Stored dataset items
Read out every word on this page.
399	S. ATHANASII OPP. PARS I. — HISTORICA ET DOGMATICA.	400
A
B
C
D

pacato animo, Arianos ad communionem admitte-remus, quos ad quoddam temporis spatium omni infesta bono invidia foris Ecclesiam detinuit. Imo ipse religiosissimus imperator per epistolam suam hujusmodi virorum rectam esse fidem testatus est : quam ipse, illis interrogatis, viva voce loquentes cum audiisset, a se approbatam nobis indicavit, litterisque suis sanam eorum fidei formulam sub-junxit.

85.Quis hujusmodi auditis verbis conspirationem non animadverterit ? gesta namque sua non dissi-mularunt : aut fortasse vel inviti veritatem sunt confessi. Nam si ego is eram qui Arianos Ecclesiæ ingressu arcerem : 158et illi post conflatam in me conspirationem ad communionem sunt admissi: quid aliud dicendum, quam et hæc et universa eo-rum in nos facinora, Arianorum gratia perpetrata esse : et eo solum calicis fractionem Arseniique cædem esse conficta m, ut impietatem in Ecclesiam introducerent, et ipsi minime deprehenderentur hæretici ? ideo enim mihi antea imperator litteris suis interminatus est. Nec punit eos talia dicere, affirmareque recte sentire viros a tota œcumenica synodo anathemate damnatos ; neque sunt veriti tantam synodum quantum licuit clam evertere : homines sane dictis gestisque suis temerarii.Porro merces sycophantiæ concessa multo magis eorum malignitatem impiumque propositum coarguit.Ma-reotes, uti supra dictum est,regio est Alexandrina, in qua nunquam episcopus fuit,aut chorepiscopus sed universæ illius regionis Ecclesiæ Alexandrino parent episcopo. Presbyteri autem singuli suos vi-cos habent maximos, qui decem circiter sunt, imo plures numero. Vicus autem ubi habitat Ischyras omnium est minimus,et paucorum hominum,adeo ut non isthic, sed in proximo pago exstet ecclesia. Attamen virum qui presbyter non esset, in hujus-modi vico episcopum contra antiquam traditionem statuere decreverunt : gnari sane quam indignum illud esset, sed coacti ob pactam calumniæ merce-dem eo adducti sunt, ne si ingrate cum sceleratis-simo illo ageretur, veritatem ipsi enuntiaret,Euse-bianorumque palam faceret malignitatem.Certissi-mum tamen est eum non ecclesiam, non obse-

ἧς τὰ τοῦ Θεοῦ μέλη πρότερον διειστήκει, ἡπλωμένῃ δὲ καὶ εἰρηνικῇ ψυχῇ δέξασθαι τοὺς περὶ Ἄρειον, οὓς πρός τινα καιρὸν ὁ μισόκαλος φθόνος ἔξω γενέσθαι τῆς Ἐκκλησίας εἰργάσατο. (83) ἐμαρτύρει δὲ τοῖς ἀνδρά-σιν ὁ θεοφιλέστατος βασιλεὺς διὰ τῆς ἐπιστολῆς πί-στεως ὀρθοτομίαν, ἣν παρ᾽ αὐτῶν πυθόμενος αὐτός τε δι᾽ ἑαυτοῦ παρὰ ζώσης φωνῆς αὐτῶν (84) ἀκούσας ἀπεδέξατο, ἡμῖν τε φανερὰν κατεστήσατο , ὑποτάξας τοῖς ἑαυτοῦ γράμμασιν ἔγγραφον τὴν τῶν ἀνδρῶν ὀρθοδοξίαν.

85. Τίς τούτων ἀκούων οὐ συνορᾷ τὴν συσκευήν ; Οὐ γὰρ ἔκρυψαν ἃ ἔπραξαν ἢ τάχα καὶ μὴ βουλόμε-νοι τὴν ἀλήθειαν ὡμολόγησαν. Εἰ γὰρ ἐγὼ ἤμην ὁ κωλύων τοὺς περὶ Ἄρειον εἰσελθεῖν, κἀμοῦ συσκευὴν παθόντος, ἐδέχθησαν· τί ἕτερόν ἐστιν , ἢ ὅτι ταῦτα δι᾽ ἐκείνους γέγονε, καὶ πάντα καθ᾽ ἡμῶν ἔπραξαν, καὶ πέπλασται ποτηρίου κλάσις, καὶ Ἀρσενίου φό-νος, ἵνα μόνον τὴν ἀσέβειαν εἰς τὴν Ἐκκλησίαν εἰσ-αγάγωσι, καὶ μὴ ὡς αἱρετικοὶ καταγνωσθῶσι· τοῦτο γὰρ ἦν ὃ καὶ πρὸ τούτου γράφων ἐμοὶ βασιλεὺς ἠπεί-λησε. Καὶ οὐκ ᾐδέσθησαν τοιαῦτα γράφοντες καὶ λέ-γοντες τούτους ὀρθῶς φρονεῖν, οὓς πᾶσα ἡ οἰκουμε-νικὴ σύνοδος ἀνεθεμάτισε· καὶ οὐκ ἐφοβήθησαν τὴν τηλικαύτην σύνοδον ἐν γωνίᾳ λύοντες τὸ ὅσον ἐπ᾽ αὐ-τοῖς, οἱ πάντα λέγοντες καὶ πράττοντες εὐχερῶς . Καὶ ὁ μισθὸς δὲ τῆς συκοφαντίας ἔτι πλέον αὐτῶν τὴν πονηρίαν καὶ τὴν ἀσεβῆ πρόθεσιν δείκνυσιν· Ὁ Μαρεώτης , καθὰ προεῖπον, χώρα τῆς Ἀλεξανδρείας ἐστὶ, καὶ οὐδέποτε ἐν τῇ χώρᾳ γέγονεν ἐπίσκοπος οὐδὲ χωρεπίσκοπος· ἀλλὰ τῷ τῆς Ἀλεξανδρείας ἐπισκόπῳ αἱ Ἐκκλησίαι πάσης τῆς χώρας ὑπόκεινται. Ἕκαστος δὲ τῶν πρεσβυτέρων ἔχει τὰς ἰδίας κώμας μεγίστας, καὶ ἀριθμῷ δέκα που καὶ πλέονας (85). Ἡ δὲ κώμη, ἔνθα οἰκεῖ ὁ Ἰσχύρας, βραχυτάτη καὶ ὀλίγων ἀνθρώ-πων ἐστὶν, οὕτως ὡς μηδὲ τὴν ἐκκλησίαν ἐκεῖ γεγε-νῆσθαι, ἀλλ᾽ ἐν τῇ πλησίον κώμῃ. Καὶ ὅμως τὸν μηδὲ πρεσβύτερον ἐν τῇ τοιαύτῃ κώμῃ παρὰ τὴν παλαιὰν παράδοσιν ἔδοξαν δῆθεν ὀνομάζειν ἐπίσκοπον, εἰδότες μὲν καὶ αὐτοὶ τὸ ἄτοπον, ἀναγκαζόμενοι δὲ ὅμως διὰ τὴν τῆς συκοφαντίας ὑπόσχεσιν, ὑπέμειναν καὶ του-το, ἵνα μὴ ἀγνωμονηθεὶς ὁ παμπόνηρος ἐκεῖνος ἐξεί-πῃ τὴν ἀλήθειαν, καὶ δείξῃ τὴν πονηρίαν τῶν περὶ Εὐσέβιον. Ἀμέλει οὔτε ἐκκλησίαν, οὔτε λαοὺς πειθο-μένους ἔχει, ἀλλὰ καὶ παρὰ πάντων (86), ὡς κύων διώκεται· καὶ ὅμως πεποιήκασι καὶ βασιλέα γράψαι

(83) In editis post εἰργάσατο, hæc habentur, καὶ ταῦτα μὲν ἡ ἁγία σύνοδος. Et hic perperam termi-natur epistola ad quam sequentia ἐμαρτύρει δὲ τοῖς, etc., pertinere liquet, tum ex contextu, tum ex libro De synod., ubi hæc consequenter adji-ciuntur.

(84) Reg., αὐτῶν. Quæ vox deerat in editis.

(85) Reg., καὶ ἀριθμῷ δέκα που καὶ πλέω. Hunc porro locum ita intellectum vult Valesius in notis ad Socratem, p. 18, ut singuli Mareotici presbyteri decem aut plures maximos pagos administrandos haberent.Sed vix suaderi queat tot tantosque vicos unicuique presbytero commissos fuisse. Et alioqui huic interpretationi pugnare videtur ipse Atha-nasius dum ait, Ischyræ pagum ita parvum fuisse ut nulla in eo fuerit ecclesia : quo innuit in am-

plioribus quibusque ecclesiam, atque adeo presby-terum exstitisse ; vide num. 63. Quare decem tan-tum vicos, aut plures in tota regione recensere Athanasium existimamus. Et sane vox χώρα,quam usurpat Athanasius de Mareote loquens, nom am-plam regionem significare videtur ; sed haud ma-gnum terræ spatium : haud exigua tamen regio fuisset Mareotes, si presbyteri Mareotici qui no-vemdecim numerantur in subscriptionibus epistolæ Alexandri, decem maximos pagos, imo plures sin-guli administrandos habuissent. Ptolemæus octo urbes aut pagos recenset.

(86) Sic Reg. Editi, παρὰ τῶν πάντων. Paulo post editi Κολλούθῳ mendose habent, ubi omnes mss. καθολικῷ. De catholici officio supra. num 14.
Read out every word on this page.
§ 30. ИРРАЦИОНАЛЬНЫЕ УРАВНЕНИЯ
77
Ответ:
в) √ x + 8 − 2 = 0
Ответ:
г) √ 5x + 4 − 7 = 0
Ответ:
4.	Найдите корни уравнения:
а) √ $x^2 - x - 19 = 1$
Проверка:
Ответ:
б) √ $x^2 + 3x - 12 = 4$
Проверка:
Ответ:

GIVEN REQUEST —
Say how many lines include the word "εἰργάσατο"; reply with the number alone.

REPLY —
2